**What needs to be done:**
Copy, from the entries below, each line in which the string "ratio" appears.
:: Record list ::
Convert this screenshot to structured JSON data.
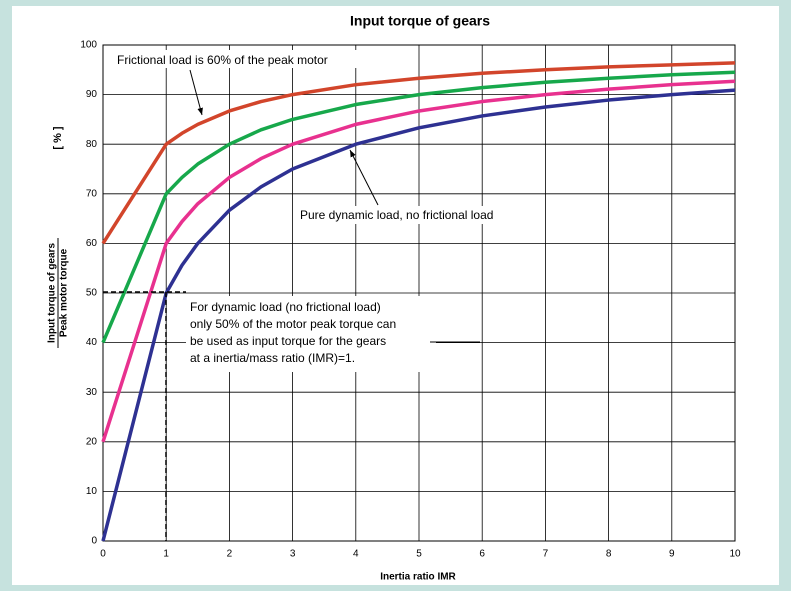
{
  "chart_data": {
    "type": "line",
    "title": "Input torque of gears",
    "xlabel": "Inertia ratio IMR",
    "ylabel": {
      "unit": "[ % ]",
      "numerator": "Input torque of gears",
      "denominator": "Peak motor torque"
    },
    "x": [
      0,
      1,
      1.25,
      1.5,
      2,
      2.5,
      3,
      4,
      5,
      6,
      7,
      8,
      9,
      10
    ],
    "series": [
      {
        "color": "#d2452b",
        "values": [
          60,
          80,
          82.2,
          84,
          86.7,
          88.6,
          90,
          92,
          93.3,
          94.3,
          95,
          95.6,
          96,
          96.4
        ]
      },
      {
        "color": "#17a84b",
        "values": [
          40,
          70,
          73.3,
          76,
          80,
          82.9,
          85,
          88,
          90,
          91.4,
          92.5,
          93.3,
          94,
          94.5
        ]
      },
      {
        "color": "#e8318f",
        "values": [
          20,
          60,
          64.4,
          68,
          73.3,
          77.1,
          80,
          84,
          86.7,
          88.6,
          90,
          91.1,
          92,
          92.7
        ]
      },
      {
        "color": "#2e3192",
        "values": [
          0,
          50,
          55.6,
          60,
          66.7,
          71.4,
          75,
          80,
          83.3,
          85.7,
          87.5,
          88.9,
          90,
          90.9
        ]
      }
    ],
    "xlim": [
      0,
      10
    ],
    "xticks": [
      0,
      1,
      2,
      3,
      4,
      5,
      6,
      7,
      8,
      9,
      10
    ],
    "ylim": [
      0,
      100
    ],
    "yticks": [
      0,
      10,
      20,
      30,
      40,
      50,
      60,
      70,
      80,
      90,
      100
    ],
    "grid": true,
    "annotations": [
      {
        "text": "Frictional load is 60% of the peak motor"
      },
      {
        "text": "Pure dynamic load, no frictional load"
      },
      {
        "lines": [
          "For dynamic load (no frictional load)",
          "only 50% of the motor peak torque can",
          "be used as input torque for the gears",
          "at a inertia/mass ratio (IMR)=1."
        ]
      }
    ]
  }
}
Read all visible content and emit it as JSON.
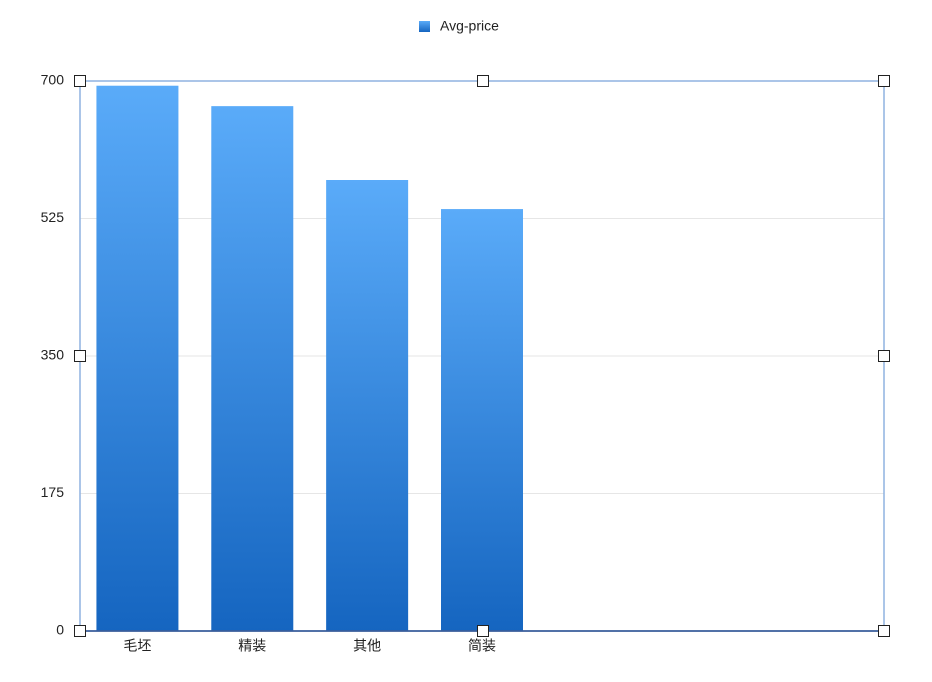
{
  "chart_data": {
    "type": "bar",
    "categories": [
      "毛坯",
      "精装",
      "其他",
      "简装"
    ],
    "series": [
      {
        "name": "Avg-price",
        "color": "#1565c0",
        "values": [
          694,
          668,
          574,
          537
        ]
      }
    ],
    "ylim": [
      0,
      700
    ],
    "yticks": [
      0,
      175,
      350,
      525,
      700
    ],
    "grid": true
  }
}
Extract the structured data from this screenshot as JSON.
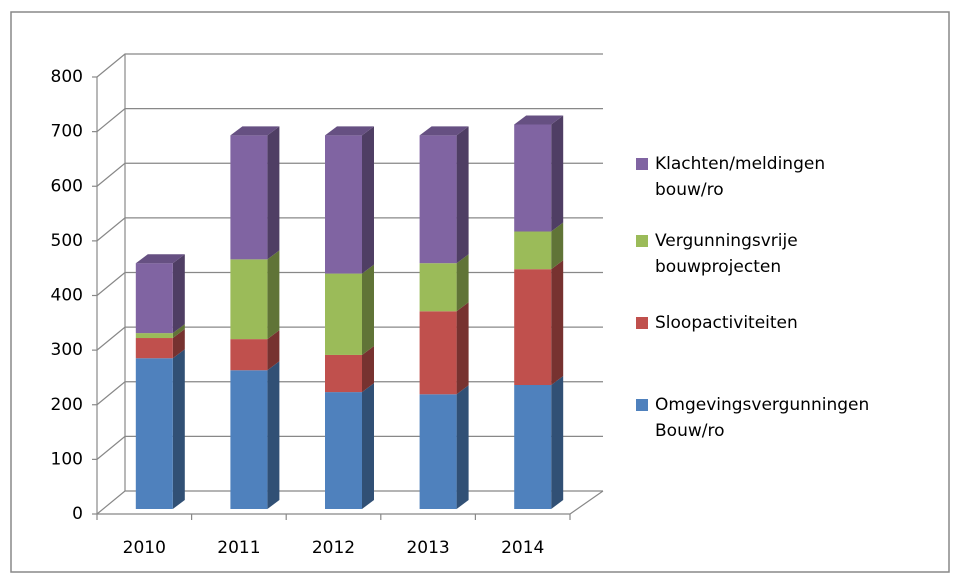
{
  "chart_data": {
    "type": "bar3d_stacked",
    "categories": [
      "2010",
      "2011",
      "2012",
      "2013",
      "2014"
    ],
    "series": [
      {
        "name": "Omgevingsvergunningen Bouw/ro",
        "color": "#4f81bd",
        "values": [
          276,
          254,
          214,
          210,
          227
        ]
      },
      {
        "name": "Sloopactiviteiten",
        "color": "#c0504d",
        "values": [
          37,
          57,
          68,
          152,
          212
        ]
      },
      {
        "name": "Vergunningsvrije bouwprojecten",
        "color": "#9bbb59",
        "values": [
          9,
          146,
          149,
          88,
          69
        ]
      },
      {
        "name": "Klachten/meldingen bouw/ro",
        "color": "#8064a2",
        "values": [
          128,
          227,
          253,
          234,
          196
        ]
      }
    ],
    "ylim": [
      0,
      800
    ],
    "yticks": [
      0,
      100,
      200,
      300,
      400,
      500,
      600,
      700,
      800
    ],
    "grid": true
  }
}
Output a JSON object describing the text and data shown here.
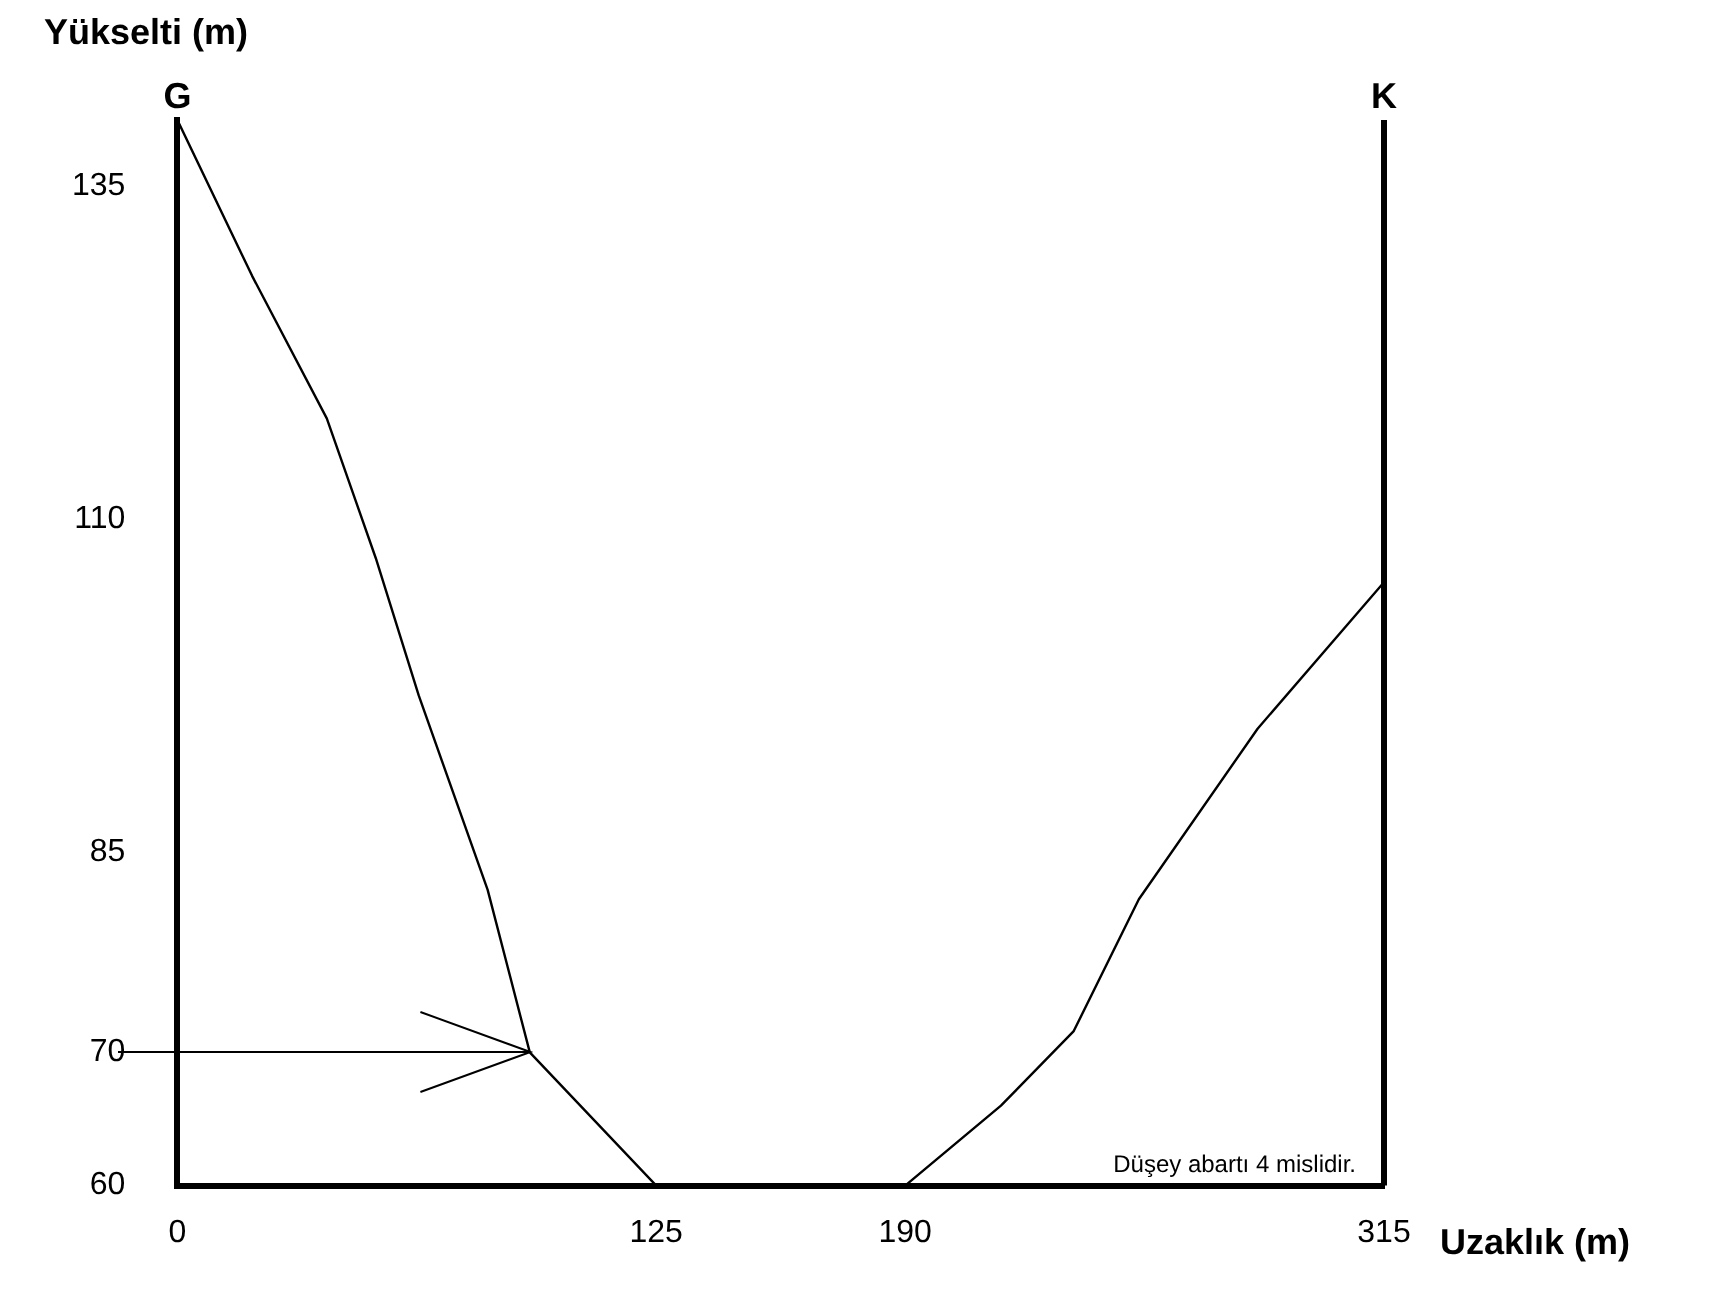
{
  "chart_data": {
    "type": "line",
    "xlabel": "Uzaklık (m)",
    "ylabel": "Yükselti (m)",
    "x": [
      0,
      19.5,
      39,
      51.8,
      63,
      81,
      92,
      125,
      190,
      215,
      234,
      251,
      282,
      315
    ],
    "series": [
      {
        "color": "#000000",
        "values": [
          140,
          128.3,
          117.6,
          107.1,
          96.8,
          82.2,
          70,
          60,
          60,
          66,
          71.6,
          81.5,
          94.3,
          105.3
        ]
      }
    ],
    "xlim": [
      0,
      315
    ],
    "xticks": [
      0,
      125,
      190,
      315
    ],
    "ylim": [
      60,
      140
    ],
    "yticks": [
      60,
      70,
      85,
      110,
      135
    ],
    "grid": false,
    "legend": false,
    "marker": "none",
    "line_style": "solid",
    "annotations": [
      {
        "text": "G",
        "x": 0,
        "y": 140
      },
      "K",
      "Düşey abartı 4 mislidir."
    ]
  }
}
:::
**Reply:**
    "xlabel": "Inertia ratio IMR",
          "at a inertia/mass ratio (IMR)=1."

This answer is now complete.